Task goal: Work out how many lines of the records hold the string "structured", and reply with that number alone.

■ ■ ■ ■

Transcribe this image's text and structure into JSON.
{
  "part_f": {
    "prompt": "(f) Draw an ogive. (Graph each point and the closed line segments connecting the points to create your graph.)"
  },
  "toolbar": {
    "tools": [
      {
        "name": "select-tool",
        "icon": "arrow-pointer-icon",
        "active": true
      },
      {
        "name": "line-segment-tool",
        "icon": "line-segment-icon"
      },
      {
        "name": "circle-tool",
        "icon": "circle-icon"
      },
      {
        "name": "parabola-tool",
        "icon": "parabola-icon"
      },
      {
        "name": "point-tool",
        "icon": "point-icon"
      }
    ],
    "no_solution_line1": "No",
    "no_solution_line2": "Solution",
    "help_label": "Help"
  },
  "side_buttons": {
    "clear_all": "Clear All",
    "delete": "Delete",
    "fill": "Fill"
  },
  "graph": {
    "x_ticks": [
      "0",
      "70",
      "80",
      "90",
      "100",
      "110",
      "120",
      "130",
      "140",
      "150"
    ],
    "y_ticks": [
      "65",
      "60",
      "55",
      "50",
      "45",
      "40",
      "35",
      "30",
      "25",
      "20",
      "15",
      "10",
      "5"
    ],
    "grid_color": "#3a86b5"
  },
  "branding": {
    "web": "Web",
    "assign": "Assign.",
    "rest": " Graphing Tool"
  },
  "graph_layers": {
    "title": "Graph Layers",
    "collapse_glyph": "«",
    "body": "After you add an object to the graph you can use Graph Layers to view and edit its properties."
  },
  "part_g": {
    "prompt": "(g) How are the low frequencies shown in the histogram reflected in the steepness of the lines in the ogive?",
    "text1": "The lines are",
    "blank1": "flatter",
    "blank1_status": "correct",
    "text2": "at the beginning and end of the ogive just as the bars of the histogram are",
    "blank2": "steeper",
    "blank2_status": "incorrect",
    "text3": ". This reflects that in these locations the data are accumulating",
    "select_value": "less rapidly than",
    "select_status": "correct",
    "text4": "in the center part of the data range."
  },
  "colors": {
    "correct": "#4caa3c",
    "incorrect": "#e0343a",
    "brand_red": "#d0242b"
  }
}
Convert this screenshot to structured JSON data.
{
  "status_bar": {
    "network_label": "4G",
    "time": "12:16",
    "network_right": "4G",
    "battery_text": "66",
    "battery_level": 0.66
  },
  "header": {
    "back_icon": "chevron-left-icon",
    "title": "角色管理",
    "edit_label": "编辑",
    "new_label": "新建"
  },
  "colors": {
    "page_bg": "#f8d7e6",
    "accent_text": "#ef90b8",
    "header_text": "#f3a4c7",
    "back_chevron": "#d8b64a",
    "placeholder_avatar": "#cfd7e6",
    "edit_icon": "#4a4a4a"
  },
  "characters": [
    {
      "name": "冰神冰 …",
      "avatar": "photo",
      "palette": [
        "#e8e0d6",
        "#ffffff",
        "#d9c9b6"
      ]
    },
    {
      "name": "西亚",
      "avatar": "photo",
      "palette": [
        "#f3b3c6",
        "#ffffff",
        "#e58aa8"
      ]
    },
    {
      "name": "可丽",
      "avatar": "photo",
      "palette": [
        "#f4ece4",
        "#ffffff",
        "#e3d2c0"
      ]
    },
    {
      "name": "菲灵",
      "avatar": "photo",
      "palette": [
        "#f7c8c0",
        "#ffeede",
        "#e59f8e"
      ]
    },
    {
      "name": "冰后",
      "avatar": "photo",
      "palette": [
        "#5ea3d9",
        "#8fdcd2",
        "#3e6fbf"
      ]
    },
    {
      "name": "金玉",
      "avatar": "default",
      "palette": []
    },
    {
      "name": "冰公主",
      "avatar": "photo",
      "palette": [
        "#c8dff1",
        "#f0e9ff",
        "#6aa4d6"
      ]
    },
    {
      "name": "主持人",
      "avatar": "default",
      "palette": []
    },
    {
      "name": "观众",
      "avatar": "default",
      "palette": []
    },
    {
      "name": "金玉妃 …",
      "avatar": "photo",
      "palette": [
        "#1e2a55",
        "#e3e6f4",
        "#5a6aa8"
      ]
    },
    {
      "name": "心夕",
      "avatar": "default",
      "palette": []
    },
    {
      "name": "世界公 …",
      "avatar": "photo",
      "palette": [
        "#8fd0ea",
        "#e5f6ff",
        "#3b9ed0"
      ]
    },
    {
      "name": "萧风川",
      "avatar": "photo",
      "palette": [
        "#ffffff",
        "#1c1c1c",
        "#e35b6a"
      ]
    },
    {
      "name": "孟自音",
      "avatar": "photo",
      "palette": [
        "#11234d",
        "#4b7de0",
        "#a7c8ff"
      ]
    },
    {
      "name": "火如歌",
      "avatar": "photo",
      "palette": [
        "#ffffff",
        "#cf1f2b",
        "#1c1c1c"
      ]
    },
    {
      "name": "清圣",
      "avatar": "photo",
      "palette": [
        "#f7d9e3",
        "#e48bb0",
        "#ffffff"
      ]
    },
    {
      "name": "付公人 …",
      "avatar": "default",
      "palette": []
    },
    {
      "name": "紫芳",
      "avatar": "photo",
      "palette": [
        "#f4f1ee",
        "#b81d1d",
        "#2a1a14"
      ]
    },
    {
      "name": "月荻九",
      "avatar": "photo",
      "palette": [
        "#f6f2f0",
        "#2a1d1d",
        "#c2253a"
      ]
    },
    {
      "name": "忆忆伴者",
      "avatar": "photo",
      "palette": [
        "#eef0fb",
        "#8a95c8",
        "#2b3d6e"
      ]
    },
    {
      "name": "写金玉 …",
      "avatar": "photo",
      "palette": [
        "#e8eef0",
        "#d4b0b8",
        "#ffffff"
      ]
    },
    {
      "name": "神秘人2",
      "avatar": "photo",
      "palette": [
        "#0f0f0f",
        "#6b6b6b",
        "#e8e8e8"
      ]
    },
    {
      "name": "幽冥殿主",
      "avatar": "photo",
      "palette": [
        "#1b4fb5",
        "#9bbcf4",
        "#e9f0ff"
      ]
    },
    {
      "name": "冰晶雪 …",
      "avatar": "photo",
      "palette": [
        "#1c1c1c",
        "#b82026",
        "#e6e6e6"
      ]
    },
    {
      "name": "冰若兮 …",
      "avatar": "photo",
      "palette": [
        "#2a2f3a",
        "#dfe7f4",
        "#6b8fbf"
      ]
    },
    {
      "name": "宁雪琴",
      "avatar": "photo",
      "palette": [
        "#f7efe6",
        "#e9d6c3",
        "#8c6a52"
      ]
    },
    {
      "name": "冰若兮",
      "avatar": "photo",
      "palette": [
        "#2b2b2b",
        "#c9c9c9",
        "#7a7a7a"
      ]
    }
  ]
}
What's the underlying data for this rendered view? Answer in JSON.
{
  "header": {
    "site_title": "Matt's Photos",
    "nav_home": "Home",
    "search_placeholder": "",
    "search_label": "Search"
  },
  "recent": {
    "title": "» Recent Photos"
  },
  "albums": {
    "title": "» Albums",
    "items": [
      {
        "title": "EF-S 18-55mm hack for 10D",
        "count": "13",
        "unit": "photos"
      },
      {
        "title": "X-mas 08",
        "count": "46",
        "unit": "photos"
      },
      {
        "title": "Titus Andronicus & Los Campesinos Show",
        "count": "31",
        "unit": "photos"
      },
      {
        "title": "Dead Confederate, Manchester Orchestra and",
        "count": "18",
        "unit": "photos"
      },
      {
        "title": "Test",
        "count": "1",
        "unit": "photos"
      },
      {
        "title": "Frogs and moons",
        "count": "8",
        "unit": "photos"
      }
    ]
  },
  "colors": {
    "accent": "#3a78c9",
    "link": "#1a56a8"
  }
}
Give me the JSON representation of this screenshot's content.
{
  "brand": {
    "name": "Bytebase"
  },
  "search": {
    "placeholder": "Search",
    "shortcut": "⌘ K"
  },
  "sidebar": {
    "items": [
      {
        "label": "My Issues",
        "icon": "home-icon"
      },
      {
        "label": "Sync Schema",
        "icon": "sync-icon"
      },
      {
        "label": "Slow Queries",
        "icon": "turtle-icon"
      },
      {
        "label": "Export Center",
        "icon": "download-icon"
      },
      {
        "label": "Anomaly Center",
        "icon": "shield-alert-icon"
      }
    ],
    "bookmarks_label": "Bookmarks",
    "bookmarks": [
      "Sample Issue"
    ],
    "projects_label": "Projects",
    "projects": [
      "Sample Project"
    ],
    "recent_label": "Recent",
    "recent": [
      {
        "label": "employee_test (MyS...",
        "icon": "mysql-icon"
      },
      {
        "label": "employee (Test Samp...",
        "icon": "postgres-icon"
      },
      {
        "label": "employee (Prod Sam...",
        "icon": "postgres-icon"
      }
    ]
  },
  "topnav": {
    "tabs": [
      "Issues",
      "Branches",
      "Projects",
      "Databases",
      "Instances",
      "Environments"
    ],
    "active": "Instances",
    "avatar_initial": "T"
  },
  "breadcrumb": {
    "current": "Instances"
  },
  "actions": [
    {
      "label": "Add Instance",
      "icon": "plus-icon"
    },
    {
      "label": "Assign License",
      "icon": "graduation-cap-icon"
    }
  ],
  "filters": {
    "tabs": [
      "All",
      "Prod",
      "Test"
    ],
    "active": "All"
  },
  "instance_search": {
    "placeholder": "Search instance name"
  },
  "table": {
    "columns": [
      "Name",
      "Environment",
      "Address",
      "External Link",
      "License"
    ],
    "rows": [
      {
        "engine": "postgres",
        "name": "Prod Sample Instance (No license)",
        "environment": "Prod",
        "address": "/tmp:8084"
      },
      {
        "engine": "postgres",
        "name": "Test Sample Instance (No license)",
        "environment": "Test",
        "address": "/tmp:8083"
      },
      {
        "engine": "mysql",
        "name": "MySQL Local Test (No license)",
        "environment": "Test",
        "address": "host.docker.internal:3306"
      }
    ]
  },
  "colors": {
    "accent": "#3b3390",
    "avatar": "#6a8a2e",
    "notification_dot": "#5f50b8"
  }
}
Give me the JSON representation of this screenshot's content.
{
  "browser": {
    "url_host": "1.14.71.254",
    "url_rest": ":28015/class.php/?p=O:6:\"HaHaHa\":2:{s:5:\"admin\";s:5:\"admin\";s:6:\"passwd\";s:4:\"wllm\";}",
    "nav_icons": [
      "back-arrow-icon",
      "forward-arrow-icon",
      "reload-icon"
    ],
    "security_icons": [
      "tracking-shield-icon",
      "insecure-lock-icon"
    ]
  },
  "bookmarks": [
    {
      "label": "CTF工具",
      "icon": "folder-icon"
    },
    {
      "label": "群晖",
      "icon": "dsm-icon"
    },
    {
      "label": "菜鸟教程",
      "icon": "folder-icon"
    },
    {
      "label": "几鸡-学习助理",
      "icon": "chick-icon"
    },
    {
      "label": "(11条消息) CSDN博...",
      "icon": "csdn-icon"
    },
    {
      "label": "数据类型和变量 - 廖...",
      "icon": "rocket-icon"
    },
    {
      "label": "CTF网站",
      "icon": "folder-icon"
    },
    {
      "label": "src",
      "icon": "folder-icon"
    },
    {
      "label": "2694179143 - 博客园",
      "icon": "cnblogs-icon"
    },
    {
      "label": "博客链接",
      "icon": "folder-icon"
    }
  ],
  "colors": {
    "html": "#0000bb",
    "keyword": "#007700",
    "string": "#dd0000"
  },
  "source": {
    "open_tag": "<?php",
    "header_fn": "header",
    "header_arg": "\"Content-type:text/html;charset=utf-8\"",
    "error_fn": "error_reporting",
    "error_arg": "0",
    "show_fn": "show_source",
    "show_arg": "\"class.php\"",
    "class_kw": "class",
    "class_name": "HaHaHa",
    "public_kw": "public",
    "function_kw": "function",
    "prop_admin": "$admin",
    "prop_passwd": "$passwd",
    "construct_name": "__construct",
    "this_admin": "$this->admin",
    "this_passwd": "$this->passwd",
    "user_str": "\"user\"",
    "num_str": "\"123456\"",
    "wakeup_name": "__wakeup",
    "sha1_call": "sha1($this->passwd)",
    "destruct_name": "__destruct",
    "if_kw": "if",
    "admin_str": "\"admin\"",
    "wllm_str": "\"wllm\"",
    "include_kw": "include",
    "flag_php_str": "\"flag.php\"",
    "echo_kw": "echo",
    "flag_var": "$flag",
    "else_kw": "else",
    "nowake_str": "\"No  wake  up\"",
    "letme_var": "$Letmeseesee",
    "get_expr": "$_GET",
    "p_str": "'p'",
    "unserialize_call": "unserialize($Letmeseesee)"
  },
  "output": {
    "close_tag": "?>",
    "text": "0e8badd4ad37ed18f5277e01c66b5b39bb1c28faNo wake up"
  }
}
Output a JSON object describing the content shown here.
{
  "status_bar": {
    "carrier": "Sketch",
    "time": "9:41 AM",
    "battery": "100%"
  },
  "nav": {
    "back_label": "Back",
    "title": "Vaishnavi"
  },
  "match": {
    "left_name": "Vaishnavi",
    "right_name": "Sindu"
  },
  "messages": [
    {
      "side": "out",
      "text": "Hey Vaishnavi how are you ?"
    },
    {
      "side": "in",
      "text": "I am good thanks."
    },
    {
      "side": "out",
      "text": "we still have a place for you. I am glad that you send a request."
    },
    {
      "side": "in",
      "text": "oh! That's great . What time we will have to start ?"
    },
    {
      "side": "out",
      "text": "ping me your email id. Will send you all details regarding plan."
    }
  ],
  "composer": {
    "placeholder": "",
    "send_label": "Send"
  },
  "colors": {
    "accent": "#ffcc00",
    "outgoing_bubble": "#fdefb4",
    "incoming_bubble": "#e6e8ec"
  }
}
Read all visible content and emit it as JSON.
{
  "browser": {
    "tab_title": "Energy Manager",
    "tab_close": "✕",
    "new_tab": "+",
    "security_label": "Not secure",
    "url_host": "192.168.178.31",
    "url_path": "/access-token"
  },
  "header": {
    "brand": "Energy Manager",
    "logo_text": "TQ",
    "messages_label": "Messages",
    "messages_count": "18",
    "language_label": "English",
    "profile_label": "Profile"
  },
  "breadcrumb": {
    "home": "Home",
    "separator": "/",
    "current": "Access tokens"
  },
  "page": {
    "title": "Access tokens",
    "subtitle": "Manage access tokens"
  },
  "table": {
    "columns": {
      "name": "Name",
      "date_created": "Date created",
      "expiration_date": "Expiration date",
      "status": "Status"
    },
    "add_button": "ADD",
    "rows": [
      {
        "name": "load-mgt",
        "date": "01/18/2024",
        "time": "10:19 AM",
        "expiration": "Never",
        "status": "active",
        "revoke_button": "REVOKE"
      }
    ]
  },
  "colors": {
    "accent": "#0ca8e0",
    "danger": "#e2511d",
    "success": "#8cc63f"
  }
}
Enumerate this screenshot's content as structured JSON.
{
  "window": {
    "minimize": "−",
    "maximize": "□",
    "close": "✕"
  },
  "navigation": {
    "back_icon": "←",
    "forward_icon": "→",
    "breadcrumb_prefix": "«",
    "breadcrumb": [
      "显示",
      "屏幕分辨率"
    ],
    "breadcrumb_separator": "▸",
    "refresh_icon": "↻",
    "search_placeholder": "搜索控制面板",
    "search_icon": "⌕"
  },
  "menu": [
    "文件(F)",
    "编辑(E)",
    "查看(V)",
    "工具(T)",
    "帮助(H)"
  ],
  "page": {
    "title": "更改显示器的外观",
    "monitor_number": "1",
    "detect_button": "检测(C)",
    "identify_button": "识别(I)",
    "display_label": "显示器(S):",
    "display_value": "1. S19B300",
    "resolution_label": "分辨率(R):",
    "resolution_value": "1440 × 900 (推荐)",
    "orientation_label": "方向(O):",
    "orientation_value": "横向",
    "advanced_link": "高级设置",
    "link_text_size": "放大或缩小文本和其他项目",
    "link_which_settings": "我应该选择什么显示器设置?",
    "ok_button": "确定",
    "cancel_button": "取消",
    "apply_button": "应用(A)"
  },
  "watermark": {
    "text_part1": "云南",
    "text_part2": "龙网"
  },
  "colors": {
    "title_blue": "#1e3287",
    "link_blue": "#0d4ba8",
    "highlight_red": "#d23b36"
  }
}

■ ■ ■ ■

Task answer: 2